EXERCISE GOAL
Of the lines in the listing below, how many hold "series"? Answer with the number only.

SUPPLIED DATA
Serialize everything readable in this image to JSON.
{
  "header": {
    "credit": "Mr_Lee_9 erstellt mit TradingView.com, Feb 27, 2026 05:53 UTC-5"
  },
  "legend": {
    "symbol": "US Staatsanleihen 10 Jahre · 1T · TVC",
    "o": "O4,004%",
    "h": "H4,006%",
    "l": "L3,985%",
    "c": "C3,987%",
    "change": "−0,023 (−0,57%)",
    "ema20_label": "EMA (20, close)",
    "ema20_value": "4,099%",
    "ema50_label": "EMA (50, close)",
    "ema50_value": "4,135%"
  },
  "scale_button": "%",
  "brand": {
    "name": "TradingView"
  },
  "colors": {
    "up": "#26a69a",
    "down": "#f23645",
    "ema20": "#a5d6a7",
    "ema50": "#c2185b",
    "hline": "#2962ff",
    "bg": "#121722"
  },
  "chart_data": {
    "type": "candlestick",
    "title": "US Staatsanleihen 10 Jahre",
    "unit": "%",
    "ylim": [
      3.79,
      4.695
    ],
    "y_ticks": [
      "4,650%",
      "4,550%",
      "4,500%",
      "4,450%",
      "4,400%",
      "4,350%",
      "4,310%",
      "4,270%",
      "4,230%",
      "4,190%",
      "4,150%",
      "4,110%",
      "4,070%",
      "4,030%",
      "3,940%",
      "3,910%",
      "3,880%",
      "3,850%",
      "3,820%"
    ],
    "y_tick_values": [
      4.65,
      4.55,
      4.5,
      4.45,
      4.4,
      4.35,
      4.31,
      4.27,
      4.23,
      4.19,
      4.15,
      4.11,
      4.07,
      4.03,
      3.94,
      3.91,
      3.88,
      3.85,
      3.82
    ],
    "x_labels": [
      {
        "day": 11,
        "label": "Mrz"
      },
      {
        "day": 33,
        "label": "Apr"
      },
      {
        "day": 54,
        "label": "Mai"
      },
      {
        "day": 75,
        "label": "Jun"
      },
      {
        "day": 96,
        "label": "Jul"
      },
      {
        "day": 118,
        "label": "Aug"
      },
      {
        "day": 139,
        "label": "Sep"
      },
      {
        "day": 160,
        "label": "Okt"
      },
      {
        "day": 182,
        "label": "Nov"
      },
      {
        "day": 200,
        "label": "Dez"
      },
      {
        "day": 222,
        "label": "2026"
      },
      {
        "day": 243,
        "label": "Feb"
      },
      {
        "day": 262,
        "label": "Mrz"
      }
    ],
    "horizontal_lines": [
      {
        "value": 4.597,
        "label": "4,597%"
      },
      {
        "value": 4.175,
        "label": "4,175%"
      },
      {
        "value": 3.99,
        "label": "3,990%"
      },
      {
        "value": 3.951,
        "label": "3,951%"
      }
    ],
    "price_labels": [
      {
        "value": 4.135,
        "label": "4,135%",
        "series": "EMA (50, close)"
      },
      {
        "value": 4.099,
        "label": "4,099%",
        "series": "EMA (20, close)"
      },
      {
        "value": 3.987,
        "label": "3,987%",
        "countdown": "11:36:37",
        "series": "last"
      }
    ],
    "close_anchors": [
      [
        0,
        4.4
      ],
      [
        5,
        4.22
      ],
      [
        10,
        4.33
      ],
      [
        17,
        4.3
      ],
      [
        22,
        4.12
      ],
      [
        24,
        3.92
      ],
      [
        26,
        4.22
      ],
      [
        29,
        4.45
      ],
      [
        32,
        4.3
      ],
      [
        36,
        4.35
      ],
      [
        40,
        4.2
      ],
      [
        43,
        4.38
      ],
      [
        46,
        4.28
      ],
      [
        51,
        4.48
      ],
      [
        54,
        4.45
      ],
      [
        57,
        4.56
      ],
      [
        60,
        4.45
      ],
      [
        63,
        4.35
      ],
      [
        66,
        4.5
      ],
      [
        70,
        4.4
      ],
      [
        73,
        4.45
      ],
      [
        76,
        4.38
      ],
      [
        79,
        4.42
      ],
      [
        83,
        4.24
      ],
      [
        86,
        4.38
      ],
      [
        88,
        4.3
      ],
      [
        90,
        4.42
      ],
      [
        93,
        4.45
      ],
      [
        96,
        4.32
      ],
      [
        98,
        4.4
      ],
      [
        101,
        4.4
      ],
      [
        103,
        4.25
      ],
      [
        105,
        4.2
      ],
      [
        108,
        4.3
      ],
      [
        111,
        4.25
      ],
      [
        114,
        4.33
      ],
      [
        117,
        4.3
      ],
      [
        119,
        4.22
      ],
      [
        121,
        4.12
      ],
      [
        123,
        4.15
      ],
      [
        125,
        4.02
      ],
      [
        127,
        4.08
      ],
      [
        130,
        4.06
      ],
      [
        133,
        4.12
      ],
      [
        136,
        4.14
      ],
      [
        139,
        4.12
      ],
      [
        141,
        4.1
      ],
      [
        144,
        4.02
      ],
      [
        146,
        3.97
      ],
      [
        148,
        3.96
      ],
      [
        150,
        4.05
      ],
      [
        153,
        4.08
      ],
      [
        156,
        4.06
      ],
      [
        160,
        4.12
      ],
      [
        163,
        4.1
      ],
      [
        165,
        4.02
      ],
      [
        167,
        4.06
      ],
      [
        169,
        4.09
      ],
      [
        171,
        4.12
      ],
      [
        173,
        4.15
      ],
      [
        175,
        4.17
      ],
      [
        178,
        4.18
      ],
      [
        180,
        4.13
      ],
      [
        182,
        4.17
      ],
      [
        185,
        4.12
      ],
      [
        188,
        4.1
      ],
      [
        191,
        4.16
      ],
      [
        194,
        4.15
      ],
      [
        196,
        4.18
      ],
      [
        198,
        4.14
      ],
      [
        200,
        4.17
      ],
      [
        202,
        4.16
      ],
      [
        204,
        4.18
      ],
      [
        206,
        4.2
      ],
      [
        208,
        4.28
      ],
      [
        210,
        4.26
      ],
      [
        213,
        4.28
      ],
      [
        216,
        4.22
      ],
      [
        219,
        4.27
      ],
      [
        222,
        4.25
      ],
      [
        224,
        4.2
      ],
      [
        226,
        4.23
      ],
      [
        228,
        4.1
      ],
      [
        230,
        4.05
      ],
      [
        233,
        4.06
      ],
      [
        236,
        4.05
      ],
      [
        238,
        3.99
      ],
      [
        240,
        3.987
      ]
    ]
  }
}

THE ANSWER
3